═════ Supplied data ═════

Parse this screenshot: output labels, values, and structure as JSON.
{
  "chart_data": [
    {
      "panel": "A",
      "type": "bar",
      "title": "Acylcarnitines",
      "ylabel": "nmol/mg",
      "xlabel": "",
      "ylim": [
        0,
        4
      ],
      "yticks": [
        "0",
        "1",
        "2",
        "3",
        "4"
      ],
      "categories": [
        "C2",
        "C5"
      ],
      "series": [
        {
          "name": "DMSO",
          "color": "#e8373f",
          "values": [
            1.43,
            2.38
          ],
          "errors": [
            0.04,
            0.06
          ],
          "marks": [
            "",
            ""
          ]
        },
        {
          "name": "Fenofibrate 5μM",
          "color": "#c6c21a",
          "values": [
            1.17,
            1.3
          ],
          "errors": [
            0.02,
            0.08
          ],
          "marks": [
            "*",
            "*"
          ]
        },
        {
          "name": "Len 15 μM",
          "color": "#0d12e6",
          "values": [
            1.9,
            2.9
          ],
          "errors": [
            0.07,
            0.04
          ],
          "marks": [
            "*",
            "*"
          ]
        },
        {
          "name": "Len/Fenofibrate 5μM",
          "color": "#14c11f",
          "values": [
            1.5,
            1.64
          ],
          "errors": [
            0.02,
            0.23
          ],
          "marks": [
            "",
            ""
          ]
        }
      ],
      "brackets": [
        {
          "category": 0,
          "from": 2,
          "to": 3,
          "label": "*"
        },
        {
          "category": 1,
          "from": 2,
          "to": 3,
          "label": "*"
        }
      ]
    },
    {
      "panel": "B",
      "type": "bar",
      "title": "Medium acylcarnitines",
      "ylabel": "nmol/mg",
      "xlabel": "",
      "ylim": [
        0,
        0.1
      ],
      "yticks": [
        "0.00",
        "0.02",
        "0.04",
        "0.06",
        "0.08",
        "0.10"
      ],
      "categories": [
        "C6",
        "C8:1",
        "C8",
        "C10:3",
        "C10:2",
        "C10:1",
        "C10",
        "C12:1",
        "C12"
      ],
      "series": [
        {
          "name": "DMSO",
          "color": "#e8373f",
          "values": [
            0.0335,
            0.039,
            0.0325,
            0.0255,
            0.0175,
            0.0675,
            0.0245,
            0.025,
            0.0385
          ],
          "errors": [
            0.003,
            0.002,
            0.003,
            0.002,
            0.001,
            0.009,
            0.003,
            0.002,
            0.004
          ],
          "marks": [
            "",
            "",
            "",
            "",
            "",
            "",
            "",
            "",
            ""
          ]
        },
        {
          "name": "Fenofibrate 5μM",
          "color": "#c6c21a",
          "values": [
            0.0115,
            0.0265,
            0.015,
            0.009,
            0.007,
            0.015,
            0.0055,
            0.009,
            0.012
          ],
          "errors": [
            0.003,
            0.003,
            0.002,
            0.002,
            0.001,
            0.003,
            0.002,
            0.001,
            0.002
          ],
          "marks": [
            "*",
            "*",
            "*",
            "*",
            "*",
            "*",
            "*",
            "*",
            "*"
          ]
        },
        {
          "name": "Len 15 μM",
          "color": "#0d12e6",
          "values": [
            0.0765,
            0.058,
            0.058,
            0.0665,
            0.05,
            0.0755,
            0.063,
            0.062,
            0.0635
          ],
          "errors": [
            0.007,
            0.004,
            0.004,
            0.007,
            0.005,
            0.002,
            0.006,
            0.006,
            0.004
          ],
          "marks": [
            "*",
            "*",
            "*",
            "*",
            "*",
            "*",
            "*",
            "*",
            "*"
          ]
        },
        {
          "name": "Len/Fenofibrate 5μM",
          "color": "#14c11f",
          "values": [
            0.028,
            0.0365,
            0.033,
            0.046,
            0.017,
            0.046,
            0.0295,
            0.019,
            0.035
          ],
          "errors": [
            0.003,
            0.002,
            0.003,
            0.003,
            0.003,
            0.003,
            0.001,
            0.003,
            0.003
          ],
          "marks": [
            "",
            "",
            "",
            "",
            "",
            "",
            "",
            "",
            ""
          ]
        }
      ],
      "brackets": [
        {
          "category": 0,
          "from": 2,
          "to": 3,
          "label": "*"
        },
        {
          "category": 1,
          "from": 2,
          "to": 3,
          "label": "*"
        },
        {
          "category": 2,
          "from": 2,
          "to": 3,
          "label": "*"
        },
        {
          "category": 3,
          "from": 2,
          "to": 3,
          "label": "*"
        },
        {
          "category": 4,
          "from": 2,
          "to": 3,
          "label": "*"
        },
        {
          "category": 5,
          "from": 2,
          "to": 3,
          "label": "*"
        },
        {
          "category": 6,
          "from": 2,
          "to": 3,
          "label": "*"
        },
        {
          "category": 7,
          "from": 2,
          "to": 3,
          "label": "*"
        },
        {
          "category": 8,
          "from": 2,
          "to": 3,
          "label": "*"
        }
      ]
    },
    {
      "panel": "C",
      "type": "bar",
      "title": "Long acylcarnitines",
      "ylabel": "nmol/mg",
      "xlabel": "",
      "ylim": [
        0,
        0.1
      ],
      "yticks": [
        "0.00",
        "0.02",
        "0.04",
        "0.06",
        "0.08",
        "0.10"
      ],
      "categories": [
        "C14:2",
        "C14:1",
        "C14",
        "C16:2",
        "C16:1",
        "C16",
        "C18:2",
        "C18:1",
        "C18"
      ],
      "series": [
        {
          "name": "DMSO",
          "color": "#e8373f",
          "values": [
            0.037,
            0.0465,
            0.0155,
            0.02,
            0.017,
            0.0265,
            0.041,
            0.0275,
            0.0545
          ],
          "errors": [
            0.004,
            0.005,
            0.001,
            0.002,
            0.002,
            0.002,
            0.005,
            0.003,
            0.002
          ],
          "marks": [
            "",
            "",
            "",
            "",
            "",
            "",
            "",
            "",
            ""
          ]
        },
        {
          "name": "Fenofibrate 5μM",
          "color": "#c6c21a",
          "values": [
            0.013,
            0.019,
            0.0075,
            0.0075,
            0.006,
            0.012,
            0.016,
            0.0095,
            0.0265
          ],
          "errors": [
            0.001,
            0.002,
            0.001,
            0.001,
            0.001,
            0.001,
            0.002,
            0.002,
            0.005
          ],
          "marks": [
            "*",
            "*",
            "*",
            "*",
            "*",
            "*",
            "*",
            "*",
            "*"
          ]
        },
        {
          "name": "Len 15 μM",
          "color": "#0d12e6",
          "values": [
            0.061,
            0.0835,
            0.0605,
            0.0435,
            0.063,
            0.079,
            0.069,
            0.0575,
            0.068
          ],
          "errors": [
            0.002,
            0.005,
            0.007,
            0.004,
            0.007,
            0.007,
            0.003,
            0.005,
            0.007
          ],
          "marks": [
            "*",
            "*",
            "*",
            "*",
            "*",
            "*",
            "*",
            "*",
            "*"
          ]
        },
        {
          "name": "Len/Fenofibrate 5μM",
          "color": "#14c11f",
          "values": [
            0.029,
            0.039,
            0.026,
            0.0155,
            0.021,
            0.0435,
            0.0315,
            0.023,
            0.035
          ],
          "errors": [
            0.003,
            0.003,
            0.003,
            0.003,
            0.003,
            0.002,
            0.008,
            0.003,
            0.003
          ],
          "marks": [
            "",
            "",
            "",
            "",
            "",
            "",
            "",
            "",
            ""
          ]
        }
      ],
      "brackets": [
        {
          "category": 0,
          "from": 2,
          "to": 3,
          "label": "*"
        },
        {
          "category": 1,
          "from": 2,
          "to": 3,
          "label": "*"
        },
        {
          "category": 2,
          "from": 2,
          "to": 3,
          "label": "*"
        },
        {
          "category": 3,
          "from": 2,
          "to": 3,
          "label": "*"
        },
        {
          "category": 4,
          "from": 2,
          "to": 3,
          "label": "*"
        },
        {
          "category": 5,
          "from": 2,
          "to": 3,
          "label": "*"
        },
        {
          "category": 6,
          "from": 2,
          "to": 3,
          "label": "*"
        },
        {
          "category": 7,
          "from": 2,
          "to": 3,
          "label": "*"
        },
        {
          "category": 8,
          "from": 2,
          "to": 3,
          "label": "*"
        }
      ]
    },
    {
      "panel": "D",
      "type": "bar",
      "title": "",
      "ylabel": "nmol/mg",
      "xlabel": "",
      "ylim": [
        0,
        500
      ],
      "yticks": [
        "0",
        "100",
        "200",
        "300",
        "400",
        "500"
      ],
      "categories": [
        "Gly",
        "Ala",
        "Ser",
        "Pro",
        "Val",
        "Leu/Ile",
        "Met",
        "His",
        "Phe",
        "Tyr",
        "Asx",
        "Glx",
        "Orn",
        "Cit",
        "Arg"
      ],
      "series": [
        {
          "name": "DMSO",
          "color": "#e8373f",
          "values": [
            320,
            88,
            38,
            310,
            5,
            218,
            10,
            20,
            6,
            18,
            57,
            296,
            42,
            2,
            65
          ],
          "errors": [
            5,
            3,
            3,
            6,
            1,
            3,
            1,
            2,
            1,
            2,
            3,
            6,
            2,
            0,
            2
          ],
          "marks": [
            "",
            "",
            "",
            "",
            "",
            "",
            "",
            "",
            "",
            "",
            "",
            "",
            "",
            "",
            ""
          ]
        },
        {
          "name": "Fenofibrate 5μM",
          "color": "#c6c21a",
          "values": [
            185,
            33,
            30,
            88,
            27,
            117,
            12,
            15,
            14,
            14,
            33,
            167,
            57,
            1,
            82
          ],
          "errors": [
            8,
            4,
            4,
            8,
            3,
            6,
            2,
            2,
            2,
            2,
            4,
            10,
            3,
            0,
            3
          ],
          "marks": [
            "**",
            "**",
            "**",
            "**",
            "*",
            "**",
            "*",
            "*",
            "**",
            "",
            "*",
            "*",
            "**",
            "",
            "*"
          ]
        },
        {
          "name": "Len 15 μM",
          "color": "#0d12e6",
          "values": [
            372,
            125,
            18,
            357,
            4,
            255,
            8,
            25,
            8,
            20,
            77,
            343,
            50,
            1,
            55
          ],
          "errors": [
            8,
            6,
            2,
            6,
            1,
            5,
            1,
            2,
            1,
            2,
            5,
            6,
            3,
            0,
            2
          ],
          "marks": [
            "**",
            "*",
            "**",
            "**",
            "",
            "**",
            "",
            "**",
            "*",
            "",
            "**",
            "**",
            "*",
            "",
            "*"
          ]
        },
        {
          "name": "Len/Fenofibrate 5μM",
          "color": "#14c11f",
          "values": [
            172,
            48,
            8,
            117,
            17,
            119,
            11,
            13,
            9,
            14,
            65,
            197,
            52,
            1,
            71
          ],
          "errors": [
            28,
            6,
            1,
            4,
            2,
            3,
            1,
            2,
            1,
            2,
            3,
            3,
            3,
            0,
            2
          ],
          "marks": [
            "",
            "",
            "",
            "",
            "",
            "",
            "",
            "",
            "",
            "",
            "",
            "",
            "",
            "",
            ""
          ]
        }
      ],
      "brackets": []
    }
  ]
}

═════

» What is needed
Scan the material above for the string "title" and report each line where you find it.

» Answer to the exercise
      "title": "Acylcarnitines",
      "title": "Medium acylcarnitines",
      "title": "Long acylcarnitines",
      "title": "",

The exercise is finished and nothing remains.